What you will do
Print every line below exactly. Skip the pictures.

-- Opening Marker --

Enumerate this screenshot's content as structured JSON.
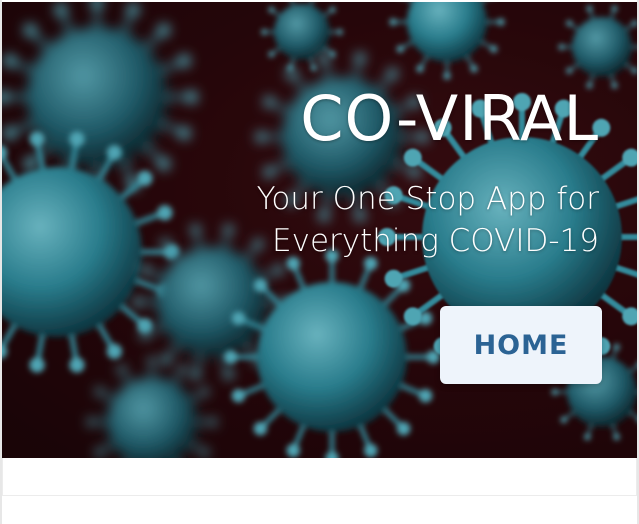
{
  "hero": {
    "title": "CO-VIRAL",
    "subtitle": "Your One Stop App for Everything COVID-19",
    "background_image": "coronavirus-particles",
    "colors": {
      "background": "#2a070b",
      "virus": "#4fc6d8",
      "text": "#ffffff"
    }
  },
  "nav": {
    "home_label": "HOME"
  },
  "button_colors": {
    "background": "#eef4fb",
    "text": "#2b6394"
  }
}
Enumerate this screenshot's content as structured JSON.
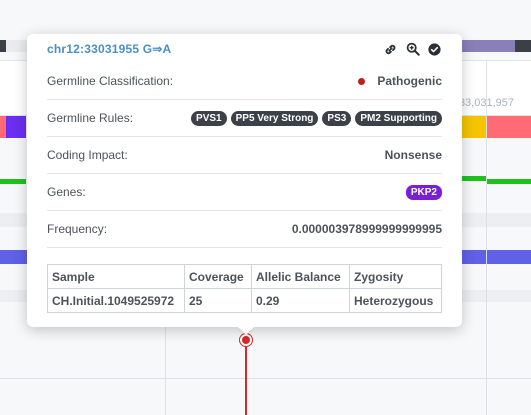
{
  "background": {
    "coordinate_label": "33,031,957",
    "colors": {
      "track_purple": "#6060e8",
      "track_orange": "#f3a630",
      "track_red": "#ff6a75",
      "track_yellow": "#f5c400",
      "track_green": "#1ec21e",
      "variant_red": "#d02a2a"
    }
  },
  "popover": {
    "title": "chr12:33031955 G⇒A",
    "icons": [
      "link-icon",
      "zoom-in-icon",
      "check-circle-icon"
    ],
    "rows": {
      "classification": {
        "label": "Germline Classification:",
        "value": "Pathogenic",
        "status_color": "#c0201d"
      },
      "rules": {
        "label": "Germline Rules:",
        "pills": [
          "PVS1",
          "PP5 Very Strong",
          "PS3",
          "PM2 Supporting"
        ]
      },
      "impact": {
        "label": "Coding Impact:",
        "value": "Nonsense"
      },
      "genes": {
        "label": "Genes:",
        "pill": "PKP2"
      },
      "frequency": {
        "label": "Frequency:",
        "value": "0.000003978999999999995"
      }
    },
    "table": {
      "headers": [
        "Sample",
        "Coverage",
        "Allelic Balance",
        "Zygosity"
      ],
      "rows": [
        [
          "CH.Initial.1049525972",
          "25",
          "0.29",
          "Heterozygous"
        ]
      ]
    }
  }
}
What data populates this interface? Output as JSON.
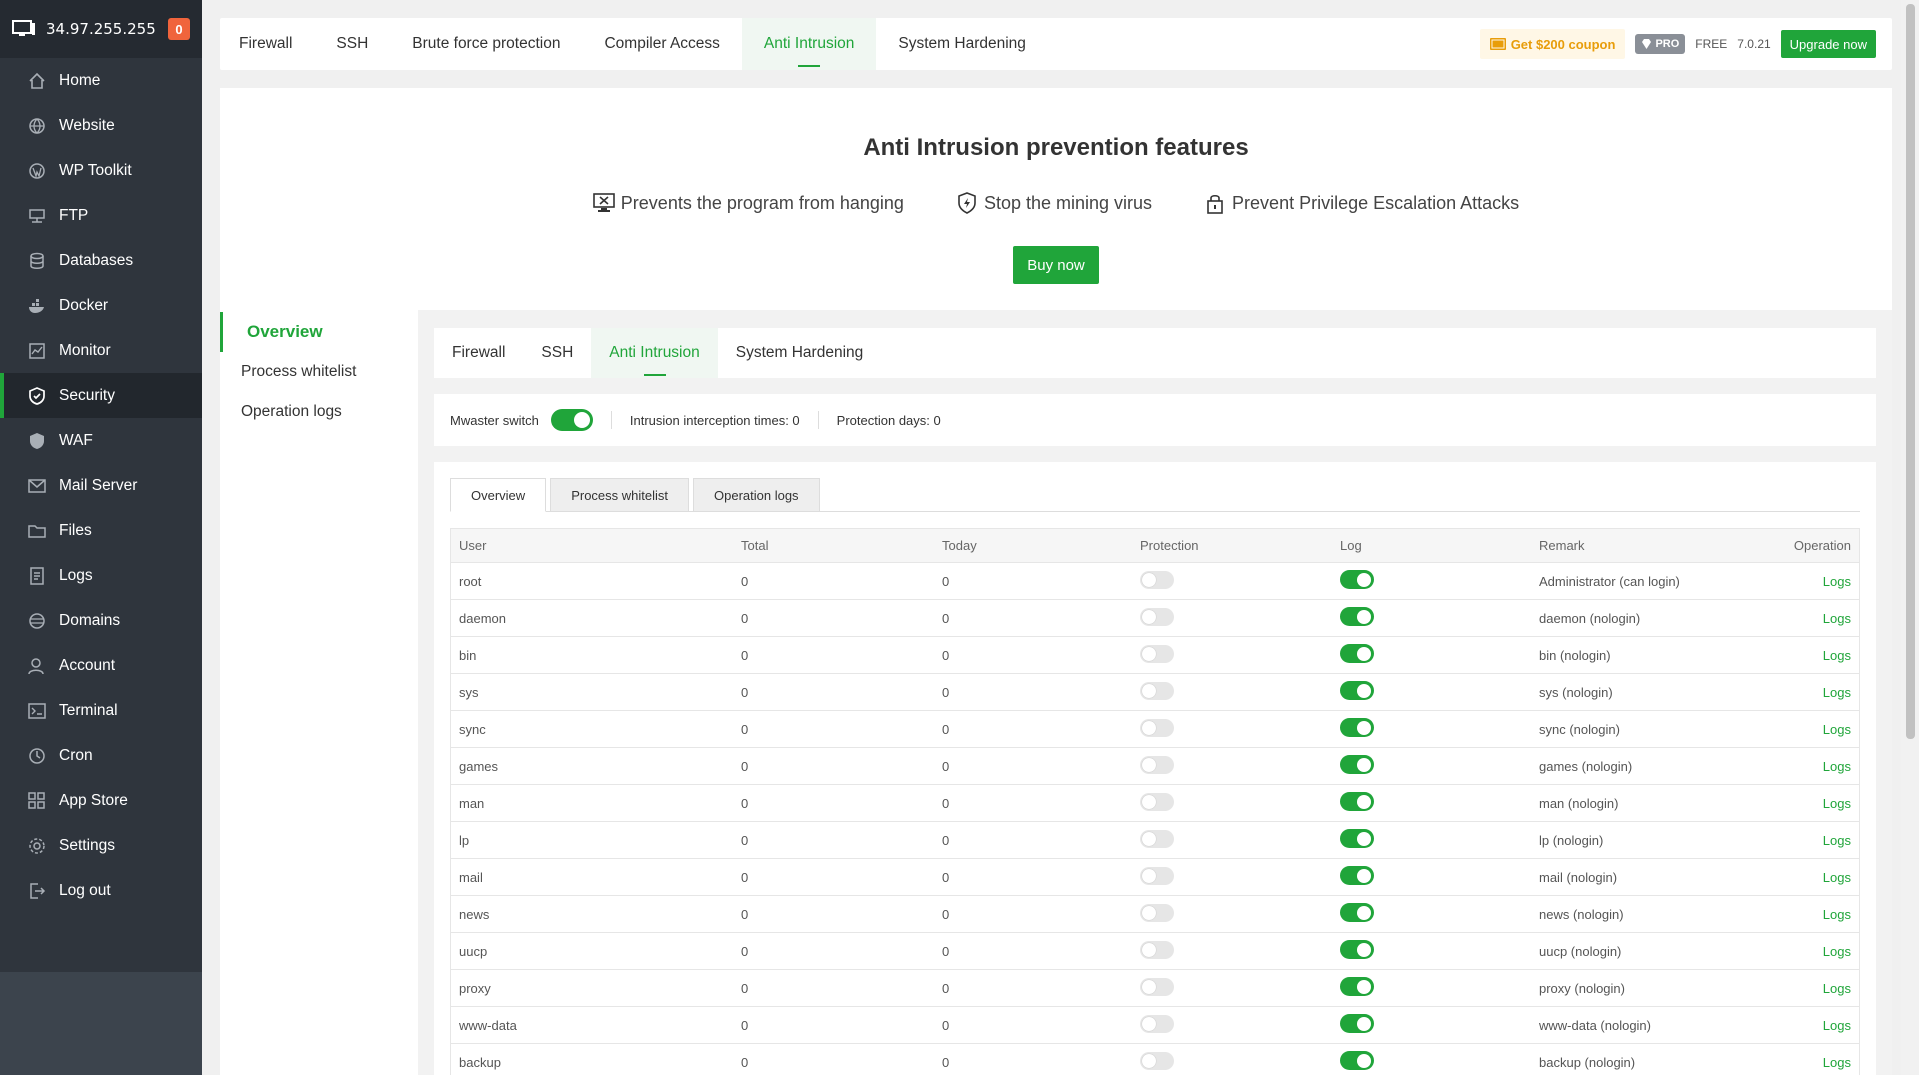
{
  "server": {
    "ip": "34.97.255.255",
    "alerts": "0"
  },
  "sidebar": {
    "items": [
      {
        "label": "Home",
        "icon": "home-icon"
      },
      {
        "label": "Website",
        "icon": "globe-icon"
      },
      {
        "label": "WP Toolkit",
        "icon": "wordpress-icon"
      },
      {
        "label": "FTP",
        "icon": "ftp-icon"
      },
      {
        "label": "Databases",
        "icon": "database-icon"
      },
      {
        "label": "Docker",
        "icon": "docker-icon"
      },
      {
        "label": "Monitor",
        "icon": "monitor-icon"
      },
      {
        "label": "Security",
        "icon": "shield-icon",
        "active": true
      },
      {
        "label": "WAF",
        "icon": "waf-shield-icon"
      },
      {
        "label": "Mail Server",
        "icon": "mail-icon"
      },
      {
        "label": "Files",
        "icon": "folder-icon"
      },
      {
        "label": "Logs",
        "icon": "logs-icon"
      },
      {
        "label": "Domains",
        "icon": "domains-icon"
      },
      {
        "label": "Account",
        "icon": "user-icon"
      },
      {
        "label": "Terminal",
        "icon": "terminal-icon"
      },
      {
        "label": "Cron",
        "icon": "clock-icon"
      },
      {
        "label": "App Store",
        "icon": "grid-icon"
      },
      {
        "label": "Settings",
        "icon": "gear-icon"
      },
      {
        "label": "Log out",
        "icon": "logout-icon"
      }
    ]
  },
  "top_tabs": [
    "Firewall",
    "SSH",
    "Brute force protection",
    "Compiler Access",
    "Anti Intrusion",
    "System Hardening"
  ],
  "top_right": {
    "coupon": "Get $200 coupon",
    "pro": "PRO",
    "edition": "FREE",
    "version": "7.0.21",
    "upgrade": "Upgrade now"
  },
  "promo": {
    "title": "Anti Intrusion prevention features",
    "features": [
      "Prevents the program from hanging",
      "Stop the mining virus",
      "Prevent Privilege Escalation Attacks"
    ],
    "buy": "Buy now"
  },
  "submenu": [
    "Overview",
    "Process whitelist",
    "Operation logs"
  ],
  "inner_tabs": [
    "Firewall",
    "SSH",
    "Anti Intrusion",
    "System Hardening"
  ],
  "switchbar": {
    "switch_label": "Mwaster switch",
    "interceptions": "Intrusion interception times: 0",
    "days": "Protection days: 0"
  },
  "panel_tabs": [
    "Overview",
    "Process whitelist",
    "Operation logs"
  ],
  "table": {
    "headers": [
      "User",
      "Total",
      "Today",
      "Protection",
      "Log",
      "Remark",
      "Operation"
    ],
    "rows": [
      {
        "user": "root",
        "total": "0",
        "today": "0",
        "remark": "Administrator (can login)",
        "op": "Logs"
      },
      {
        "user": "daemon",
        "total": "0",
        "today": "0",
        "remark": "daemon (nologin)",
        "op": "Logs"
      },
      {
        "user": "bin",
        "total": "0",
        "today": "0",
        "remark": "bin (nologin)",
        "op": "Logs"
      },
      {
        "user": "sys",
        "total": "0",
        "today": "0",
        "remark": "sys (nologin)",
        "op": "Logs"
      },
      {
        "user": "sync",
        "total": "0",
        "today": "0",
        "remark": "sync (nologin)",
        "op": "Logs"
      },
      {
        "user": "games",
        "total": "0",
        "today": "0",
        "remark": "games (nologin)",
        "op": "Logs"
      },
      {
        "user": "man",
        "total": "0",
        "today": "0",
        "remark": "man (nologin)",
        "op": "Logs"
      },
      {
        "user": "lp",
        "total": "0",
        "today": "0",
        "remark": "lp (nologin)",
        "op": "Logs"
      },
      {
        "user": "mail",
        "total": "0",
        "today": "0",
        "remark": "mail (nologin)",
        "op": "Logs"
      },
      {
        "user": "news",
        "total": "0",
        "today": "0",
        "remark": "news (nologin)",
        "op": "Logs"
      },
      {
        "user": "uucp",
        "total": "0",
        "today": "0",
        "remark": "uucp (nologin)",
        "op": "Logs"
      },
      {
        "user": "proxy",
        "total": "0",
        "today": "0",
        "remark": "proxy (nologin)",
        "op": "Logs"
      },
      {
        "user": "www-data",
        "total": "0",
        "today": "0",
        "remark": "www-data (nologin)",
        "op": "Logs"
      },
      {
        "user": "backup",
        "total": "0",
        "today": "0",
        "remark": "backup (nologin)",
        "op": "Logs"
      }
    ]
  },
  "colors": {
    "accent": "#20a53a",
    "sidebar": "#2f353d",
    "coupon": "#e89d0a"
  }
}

-- Closing Marker --

Output for this exercise
Enumerate this screenshot's content as structured JSON.
{
  "hero": {
    "title": "CO-VIRAL",
    "subtitle": "Your One Stop App for Everything COVID-19",
    "background_image": "coronavirus-particles",
    "colors": {
      "background": "#2a070b",
      "virus": "#4fc6d8",
      "text": "#ffffff"
    }
  },
  "nav": {
    "home_label": "HOME"
  },
  "button_colors": {
    "background": "#eef4fb",
    "text": "#2b6394"
  }
}
Enumerate this screenshot's content as structured JSON.
{
  "background": {
    "coordinate_label": "33,031,957",
    "colors": {
      "track_purple": "#6060e8",
      "track_orange": "#f3a630",
      "track_red": "#ff6a75",
      "track_yellow": "#f5c400",
      "track_green": "#1ec21e",
      "variant_red": "#d02a2a"
    }
  },
  "popover": {
    "title": "chr12:33031955 G⇒A",
    "icons": [
      "link-icon",
      "zoom-in-icon",
      "check-circle-icon"
    ],
    "rows": {
      "classification": {
        "label": "Germline Classification:",
        "value": "Pathogenic",
        "status_color": "#c0201d"
      },
      "rules": {
        "label": "Germline Rules:",
        "pills": [
          "PVS1",
          "PP5 Very Strong",
          "PS3",
          "PM2 Supporting"
        ]
      },
      "impact": {
        "label": "Coding Impact:",
        "value": "Nonsense"
      },
      "genes": {
        "label": "Genes:",
        "pill": "PKP2"
      },
      "frequency": {
        "label": "Frequency:",
        "value": "0.000003978999999999995"
      }
    },
    "table": {
      "headers": [
        "Sample",
        "Coverage",
        "Allelic Balance",
        "Zygosity"
      ],
      "rows": [
        [
          "CH.Initial.1049525972",
          "25",
          "0.29",
          "Heterozygous"
        ]
      ]
    }
  }
}
What data populates this interface? Output as JSON.
{
  "server": {
    "ip": "34.97.255.255",
    "alerts": "0"
  },
  "sidebar": {
    "items": [
      {
        "label": "Home",
        "icon": "home-icon"
      },
      {
        "label": "Website",
        "icon": "globe-icon"
      },
      {
        "label": "WP Toolkit",
        "icon": "wordpress-icon"
      },
      {
        "label": "FTP",
        "icon": "ftp-icon"
      },
      {
        "label": "Databases",
        "icon": "database-icon"
      },
      {
        "label": "Docker",
        "icon": "docker-icon"
      },
      {
        "label": "Monitor",
        "icon": "monitor-icon"
      },
      {
        "label": "Security",
        "icon": "shield-icon",
        "active": true
      },
      {
        "label": "WAF",
        "icon": "waf-shield-icon"
      },
      {
        "label": "Mail Server",
        "icon": "mail-icon"
      },
      {
        "label": "Files",
        "icon": "folder-icon"
      },
      {
        "label": "Logs",
        "icon": "logs-icon"
      },
      {
        "label": "Domains",
        "icon": "domains-icon"
      },
      {
        "label": "Account",
        "icon": "user-icon"
      },
      {
        "label": "Terminal",
        "icon": "terminal-icon"
      },
      {
        "label": "Cron",
        "icon": "clock-icon"
      },
      {
        "label": "App Store",
        "icon": "grid-icon"
      },
      {
        "label": "Settings",
        "icon": "gear-icon"
      },
      {
        "label": "Log out",
        "icon": "logout-icon"
      }
    ]
  },
  "top_tabs": [
    "Firewall",
    "SSH",
    "Brute force protection",
    "Compiler Access",
    "Anti Intrusion",
    "System Hardening"
  ],
  "top_right": {
    "coupon": "Get $200 coupon",
    "pro": "PRO",
    "edition": "FREE",
    "version": "7.0.21",
    "upgrade": "Upgrade now"
  },
  "promo": {
    "title": "Anti Intrusion prevention features",
    "features": [
      "Prevents the program from hanging",
      "Stop the mining virus",
      "Prevent Privilege Escalation Attacks"
    ],
    "buy": "Buy now"
  },
  "submenu": [
    "Overview",
    "Process whitelist",
    "Operation logs"
  ],
  "inner_tabs": [
    "Firewall",
    "SSH",
    "Anti Intrusion",
    "System Hardening"
  ],
  "switchbar": {
    "switch_label": "Mwaster switch",
    "interceptions": "Intrusion interception times: 0",
    "days": "Protection days: 0"
  },
  "panel_tabs": [
    "Overview",
    "Process whitelist",
    "Operation logs"
  ],
  "table": {
    "headers": [
      "User",
      "Total",
      "Today",
      "Protection",
      "Log",
      "Remark",
      "Operation"
    ],
    "rows": [
      {
        "user": "root",
        "total": "0",
        "today": "0",
        "remark": "Administrator (can login)",
        "op": "Logs"
      },
      {
        "user": "daemon",
        "total": "0",
        "today": "0",
        "remark": "daemon (nologin)",
        "op": "Logs"
      },
      {
        "user": "bin",
        "total": "0",
        "today": "0",
        "remark": "bin (nologin)",
        "op": "Logs"
      },
      {
        "user": "sys",
        "total": "0",
        "today": "0",
        "remark": "sys (nologin)",
        "op": "Logs"
      },
      {
        "user": "sync",
        "total": "0",
        "today": "0",
        "remark": "sync (nologin)",
        "op": "Logs"
      },
      {
        "user": "games",
        "total": "0",
        "today": "0",
        "remark": "games (nologin)",
        "op": "Logs"
      },
      {
        "user": "man",
        "total": "0",
        "today": "0",
        "remark": "man (nologin)",
        "op": "Logs"
      },
      {
        "user": "lp",
        "total": "0",
        "today": "0",
        "remark": "lp (nologin)",
        "op": "Logs"
      },
      {
        "user": "mail",
        "total": "0",
        "today": "0",
        "remark": "mail (nologin)",
        "op": "Logs"
      },
      {
        "user": "news",
        "total": "0",
        "today": "0",
        "remark": "news (nologin)",
        "op": "Logs"
      },
      {
        "user": "uucp",
        "total": "0",
        "today": "0",
        "remark": "uucp (nologin)",
        "op": "Logs"
      },
      {
        "user": "proxy",
        "total": "0",
        "today": "0",
        "remark": "proxy (nologin)",
        "op": "Logs"
      },
      {
        "user": "www-data",
        "total": "0",
        "today": "0",
        "remark": "www-data (nologin)",
        "op": "Logs"
      },
      {
        "user": "backup",
        "total": "0",
        "today": "0",
        "remark": "backup (nologin)",
        "op": "Logs"
      }
    ]
  },
  "colors": {
    "accent": "#20a53a",
    "sidebar": "#2f353d",
    "coupon": "#e89d0a"
  }
}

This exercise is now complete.